> _Prompt_: In the data below, find every line with the string "Textile" and pull it out.

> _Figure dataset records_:

>> Start

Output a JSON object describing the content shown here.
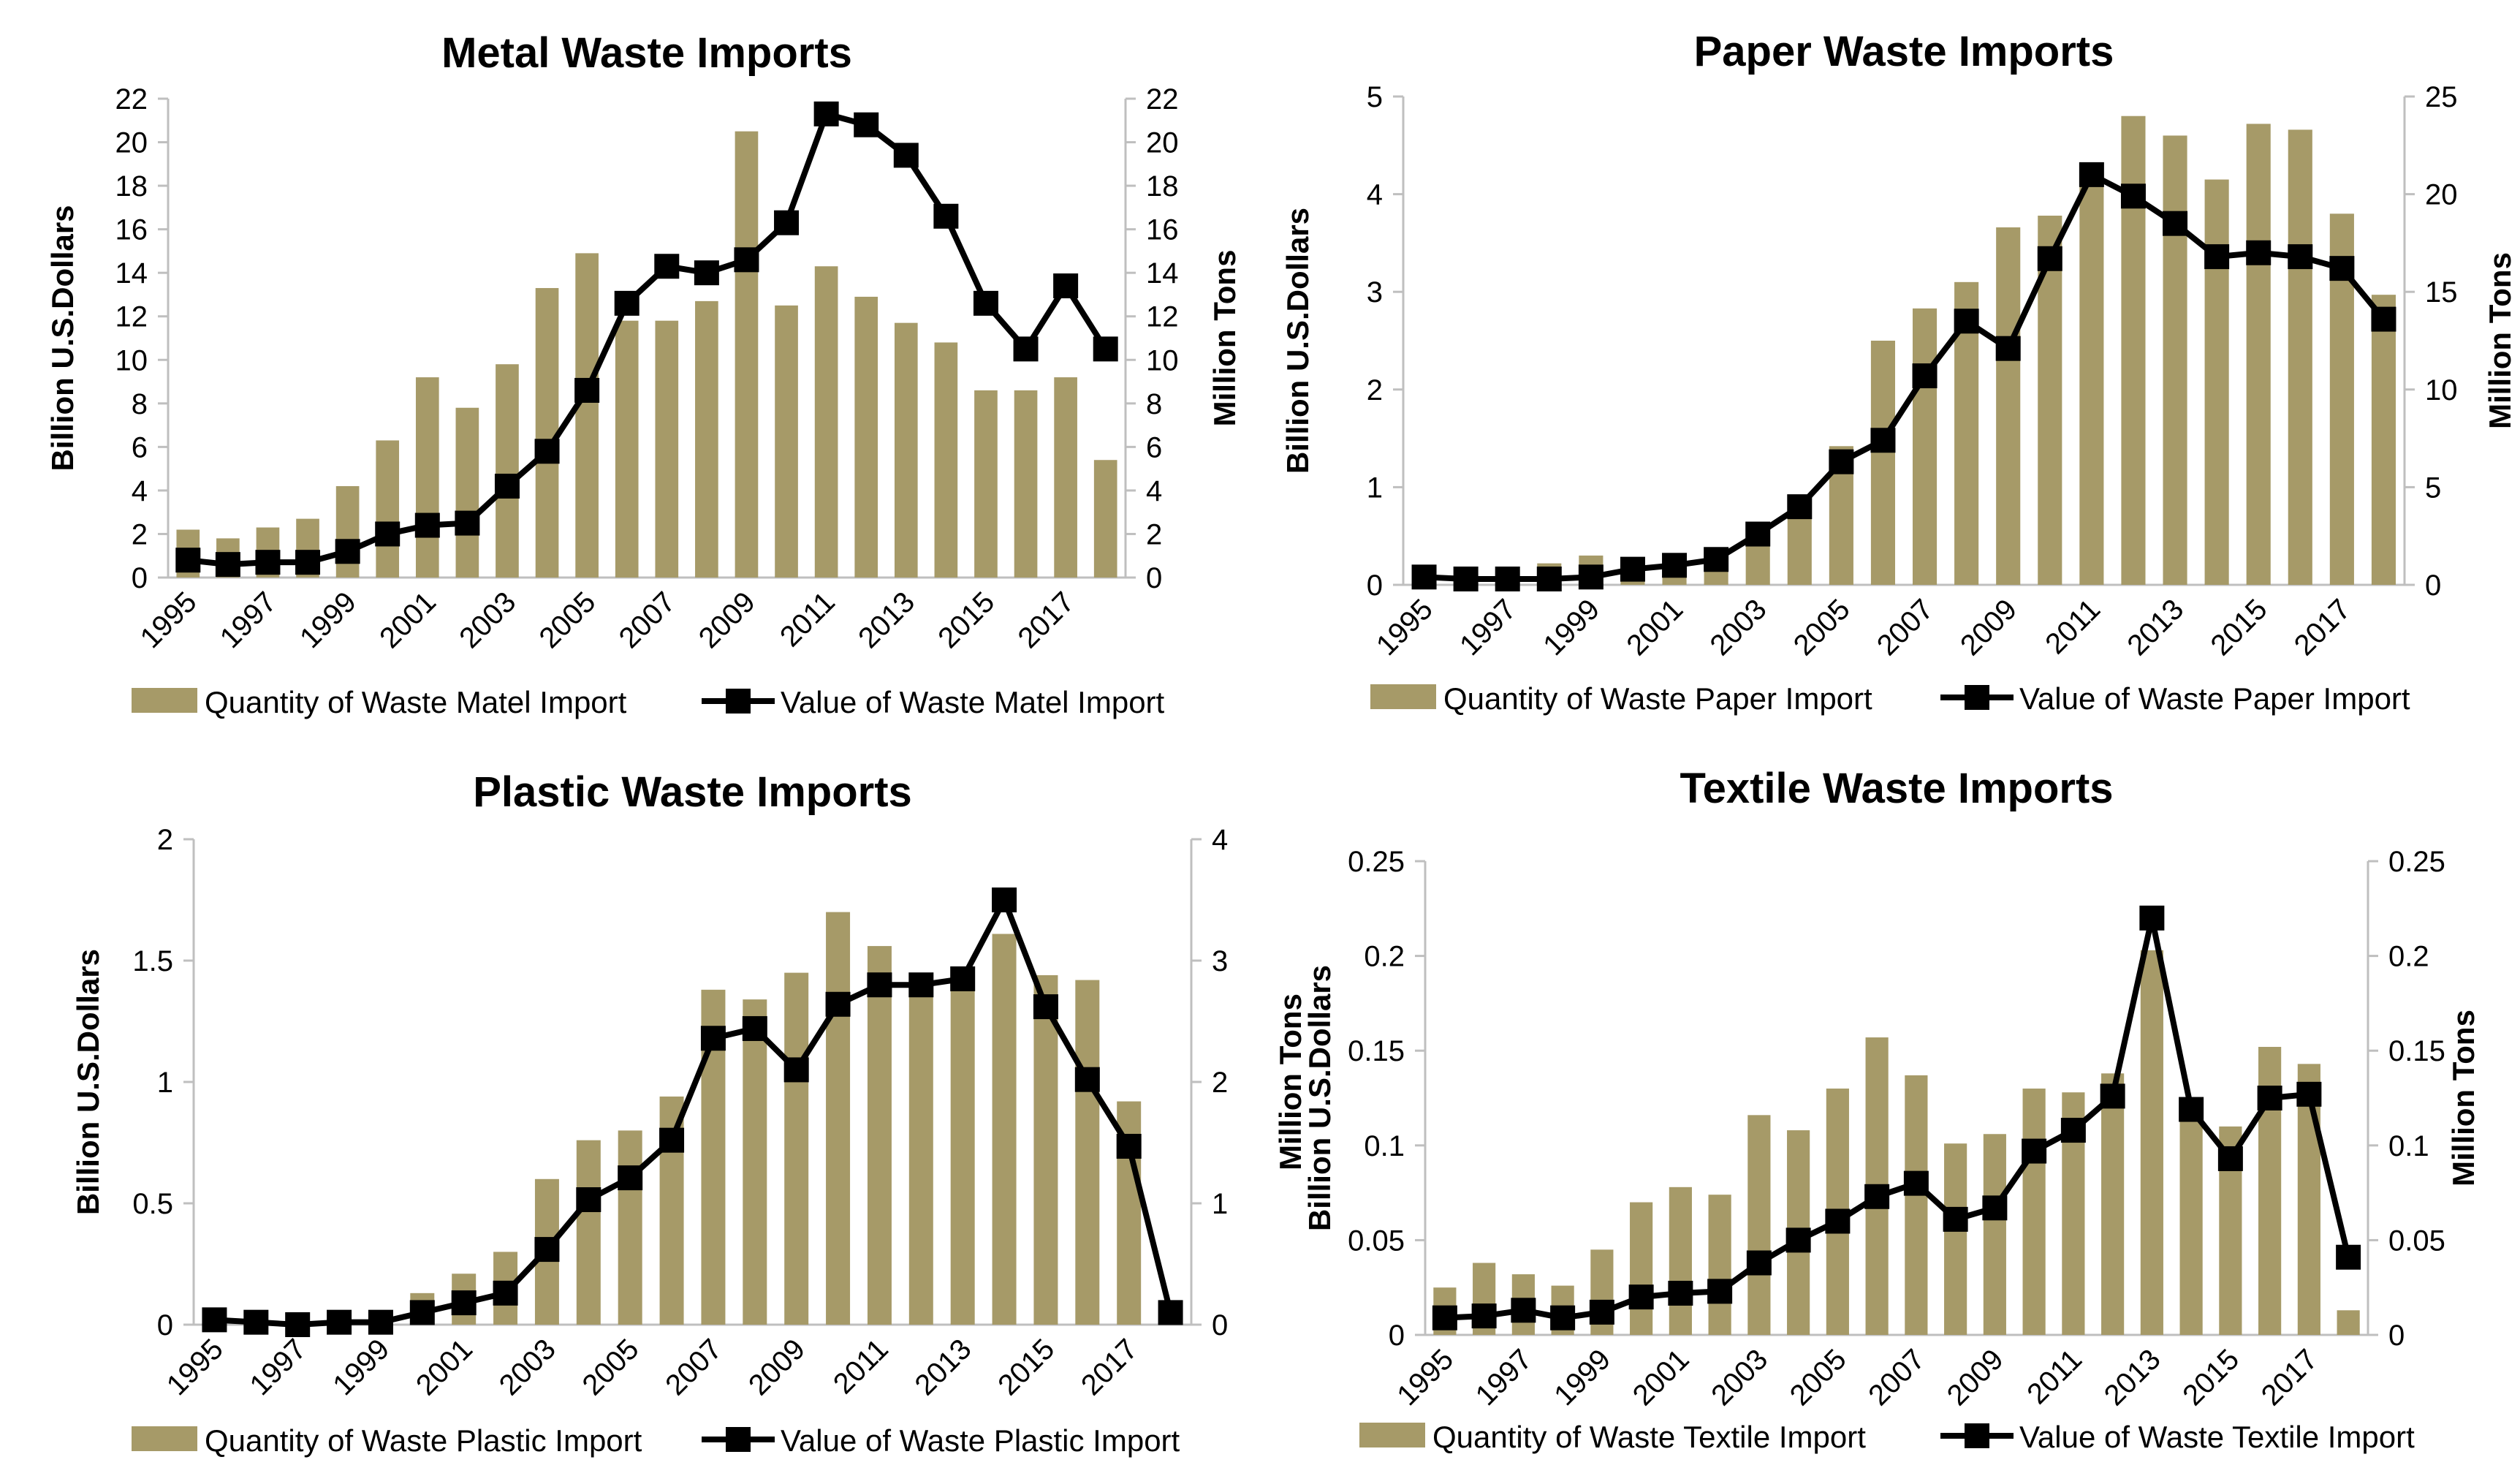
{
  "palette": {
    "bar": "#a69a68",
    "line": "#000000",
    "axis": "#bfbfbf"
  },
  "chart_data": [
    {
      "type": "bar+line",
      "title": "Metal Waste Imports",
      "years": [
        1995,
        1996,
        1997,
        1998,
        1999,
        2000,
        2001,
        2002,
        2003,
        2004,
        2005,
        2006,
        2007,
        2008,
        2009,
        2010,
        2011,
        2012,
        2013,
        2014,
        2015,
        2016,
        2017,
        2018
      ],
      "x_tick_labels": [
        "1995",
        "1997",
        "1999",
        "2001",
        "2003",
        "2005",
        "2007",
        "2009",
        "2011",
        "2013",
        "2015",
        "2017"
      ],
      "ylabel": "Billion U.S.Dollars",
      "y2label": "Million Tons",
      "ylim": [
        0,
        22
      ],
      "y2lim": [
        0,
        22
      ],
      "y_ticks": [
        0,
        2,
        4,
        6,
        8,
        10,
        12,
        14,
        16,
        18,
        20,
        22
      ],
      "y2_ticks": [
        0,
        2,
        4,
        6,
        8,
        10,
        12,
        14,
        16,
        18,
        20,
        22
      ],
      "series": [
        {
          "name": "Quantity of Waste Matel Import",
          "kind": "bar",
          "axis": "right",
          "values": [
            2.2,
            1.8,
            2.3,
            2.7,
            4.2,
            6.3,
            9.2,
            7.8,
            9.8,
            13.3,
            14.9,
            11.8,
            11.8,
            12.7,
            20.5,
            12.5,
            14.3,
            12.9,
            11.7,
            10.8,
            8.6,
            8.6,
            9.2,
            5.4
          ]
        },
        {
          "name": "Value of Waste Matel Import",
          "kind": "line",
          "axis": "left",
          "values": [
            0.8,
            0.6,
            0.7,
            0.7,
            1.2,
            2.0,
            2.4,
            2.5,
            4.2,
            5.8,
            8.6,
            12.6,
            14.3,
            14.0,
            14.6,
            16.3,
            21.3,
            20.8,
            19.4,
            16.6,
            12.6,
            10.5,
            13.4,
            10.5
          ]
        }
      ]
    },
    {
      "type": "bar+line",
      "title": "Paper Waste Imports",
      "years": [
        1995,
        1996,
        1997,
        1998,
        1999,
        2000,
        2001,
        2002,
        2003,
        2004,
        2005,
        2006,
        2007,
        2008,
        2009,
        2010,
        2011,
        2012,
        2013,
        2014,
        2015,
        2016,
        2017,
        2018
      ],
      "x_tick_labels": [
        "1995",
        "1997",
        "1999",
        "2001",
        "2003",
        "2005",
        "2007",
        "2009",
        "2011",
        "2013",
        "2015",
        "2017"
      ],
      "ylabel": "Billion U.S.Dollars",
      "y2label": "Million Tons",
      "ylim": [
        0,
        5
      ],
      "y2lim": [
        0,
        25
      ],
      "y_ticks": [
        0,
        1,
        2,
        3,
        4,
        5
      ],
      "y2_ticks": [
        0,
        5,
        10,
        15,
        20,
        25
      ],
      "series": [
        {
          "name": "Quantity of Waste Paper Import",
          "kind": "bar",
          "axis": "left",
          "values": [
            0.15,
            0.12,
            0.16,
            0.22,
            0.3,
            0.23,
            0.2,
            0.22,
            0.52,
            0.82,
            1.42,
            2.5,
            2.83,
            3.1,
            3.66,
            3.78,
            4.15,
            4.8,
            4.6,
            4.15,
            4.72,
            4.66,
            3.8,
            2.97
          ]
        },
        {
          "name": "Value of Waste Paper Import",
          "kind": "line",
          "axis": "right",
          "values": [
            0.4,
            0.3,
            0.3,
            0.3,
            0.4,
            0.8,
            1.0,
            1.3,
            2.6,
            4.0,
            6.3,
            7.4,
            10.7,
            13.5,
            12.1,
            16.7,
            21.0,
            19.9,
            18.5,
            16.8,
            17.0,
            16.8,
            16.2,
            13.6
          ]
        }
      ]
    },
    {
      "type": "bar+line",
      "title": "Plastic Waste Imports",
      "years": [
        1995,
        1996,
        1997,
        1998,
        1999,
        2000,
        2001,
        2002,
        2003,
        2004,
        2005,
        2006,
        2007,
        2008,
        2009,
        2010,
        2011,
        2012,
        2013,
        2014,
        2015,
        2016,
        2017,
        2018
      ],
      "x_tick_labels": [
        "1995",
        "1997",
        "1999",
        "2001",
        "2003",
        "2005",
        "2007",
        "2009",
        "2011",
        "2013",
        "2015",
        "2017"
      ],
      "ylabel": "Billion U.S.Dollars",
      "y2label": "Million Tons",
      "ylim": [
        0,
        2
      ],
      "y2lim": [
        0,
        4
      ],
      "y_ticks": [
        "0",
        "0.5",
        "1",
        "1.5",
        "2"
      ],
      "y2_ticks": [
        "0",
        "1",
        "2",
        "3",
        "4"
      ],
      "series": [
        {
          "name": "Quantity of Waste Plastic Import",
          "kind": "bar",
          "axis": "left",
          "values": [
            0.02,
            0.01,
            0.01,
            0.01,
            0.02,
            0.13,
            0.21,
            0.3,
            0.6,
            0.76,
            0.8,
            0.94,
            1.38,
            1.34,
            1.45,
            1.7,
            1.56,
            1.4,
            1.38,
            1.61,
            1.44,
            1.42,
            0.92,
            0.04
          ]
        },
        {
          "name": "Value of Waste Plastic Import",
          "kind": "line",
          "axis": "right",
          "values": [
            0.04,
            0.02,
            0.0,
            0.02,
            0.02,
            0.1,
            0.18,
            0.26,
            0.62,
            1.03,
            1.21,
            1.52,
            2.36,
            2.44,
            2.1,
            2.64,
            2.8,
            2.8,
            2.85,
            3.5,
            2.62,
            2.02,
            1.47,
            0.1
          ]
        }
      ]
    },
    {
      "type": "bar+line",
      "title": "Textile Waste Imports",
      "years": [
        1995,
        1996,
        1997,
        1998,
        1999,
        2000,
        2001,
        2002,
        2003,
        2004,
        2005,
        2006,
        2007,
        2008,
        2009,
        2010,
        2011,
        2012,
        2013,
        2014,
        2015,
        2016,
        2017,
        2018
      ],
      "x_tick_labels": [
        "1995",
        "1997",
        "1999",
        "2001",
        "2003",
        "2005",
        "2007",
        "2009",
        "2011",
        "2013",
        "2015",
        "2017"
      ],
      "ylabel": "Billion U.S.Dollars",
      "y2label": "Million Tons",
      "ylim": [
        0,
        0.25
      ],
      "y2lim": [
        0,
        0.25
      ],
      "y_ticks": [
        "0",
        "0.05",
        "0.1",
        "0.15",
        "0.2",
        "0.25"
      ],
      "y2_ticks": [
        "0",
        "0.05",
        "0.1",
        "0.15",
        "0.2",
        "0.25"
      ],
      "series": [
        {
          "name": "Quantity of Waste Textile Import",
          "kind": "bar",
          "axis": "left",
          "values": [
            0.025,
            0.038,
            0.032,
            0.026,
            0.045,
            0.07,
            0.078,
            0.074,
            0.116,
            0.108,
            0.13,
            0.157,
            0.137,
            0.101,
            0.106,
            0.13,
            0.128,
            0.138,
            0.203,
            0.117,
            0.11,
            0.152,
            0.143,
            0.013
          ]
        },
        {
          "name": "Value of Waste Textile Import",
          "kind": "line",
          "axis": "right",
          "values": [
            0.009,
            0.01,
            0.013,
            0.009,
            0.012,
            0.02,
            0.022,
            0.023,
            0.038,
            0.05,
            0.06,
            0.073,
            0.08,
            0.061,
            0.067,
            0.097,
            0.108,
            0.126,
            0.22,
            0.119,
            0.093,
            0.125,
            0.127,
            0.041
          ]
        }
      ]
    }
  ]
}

>> End
>> Start

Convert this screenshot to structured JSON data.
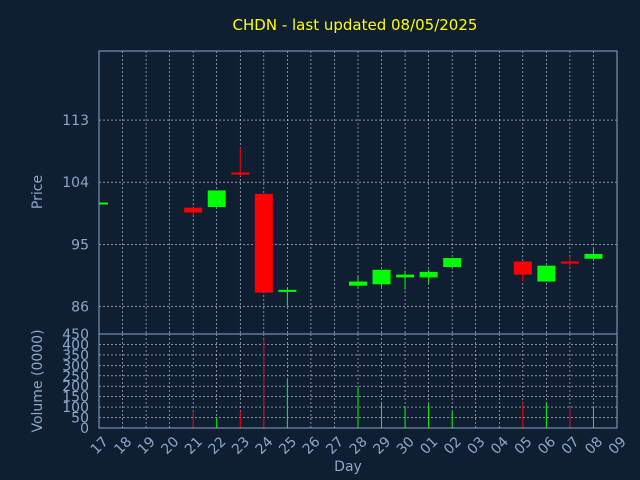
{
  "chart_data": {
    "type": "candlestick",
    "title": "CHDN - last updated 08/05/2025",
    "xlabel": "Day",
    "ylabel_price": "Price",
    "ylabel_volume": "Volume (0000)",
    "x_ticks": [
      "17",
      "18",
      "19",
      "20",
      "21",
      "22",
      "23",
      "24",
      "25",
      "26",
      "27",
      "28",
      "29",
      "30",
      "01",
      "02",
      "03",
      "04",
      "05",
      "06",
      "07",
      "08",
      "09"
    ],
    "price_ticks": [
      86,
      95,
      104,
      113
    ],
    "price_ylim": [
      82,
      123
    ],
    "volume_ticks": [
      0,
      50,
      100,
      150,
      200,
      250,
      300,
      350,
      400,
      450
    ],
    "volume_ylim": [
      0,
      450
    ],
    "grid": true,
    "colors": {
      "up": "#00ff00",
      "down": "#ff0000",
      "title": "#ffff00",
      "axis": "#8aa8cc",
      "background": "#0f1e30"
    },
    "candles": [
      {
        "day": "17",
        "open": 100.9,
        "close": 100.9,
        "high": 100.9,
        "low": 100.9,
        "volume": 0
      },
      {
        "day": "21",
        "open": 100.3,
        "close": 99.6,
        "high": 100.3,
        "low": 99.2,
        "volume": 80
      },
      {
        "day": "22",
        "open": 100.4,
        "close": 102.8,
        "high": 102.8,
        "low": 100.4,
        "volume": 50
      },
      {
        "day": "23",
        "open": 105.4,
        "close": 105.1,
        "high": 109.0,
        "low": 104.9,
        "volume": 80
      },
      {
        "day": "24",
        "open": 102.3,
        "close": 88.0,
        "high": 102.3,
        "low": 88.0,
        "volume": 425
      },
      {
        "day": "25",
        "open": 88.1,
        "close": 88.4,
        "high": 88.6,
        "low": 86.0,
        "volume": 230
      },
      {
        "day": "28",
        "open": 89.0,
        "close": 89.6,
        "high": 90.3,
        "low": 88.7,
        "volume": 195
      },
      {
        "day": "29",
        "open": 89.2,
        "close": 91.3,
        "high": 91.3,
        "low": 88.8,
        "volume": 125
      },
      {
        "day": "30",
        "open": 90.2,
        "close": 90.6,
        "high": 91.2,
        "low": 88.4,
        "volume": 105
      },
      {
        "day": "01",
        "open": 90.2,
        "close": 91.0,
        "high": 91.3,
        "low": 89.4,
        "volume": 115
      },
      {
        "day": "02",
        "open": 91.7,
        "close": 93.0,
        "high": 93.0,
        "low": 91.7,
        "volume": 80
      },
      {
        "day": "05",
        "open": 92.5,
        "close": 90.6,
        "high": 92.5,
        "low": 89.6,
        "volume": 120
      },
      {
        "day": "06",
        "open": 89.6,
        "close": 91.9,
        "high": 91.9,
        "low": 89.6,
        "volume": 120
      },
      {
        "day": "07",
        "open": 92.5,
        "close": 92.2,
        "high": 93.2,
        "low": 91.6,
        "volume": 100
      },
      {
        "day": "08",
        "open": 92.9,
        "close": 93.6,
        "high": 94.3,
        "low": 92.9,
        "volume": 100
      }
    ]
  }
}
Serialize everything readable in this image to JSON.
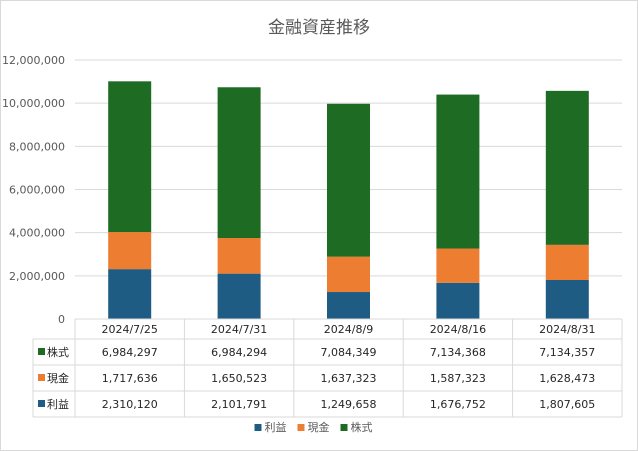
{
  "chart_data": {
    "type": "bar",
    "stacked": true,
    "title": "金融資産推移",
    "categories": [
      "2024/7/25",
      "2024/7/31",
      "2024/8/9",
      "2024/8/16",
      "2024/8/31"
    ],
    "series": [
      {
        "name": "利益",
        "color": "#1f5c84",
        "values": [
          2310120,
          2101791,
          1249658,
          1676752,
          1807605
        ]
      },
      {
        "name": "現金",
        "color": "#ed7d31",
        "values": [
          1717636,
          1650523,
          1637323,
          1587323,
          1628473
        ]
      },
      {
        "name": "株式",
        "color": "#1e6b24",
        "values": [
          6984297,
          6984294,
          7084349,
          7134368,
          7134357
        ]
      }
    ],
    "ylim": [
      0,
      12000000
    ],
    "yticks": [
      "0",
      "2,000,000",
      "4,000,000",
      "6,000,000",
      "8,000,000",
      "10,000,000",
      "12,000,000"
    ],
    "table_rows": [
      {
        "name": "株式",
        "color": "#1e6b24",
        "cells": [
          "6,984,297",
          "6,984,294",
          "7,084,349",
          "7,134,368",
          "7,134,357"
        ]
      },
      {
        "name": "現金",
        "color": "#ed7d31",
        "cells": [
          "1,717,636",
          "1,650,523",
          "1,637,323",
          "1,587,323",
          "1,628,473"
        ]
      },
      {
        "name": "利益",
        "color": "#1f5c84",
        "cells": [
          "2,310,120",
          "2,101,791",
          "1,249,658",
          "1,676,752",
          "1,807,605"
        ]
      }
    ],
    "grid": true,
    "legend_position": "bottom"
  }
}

>> End

> _Reply to the exercise_:
      "title": "Textile Waste Imports",
          "name": "Quantity of Waste Textile Import",
          "name": "Value of Waste Textile Import",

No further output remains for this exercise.